# [Task requirements]
Go through the records and show each line where the word "into" occurs.

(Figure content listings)

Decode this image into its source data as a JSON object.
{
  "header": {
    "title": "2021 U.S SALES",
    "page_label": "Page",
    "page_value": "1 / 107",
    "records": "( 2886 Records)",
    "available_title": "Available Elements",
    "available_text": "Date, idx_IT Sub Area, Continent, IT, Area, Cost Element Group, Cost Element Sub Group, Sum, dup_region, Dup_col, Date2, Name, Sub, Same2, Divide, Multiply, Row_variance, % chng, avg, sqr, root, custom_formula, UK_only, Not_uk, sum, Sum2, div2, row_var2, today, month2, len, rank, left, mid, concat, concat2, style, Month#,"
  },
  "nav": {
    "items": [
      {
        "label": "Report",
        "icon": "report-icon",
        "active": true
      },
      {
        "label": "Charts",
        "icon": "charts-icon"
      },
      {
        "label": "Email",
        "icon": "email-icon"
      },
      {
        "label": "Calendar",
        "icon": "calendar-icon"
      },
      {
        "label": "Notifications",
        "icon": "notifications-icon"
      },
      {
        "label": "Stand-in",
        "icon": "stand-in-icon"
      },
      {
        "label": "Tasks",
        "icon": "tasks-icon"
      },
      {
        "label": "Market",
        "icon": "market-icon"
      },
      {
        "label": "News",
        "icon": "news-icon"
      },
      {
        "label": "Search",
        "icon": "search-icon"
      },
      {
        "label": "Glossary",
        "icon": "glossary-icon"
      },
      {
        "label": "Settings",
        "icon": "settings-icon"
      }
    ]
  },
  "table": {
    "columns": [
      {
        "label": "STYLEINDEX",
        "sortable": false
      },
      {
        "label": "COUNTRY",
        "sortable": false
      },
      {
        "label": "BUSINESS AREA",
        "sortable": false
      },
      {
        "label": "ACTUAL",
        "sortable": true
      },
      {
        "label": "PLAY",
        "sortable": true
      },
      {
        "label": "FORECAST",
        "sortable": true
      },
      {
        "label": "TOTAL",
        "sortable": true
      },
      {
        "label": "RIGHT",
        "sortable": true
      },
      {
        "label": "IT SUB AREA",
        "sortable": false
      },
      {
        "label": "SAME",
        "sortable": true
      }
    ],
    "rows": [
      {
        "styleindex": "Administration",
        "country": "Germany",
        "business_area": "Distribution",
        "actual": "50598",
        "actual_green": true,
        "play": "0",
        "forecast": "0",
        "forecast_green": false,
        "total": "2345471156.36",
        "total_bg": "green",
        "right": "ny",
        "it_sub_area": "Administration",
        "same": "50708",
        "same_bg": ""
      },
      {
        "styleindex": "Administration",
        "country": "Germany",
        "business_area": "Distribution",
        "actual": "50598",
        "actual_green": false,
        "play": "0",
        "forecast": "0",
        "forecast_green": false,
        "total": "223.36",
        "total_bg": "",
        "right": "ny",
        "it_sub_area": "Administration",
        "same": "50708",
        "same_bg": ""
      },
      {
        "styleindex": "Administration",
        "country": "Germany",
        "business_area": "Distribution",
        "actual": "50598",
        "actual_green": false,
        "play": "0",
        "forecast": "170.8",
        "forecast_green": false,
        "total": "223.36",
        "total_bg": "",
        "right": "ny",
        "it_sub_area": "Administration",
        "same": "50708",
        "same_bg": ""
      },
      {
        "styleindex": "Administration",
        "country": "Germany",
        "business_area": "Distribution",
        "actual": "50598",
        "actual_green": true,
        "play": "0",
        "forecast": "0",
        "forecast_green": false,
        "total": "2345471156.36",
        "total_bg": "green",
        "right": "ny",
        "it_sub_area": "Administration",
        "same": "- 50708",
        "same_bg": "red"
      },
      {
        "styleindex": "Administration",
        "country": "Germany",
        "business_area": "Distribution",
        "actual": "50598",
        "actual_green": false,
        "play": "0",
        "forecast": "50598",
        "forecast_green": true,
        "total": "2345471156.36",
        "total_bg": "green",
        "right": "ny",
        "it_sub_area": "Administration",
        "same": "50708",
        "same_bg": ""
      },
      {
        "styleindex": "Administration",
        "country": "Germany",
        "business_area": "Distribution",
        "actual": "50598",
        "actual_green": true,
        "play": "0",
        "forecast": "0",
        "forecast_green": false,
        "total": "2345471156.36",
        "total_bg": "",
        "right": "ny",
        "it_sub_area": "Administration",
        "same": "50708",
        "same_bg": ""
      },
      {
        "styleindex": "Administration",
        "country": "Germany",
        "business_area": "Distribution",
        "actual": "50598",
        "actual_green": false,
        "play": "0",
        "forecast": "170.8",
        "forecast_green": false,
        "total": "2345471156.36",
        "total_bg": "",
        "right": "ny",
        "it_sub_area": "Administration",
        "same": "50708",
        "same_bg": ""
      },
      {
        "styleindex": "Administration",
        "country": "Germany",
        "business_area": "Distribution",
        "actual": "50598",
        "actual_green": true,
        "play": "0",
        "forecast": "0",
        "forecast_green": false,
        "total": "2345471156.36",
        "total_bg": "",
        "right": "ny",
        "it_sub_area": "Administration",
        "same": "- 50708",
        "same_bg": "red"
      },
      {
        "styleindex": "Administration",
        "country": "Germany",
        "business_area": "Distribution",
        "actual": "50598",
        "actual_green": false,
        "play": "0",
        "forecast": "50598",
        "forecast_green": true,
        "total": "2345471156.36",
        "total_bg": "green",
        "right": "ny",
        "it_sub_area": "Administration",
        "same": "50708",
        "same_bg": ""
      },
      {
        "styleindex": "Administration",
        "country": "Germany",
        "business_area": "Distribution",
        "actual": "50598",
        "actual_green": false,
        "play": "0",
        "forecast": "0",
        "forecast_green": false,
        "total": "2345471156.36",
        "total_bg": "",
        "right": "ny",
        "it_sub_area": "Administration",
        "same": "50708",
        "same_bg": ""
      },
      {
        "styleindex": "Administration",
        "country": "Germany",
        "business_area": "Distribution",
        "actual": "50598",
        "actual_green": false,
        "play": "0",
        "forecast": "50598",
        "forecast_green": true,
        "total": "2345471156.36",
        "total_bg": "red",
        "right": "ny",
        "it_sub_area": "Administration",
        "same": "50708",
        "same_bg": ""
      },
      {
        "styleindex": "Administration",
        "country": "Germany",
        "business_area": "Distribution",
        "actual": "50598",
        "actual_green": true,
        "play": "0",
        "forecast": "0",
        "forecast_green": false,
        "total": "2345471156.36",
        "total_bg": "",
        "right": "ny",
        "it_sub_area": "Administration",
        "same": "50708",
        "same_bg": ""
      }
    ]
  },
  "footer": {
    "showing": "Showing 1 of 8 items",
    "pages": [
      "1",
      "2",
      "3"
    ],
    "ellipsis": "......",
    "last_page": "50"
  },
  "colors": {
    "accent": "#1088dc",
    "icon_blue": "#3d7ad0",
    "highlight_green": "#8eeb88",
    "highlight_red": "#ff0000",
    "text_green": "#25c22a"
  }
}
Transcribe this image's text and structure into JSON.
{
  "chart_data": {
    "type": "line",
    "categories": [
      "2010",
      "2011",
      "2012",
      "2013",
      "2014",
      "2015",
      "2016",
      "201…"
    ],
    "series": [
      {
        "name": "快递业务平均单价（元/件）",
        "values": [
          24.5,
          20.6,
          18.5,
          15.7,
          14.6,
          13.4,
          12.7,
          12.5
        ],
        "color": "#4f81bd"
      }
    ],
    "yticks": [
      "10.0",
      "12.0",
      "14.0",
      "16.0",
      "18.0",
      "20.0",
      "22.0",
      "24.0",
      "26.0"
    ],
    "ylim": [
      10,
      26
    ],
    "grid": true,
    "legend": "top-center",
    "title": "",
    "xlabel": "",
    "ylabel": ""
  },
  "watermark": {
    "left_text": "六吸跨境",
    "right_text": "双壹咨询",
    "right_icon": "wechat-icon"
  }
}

# [Result]
Decode this image into its source data as a JSON object.
Transcribe this image's text and structure into JSON.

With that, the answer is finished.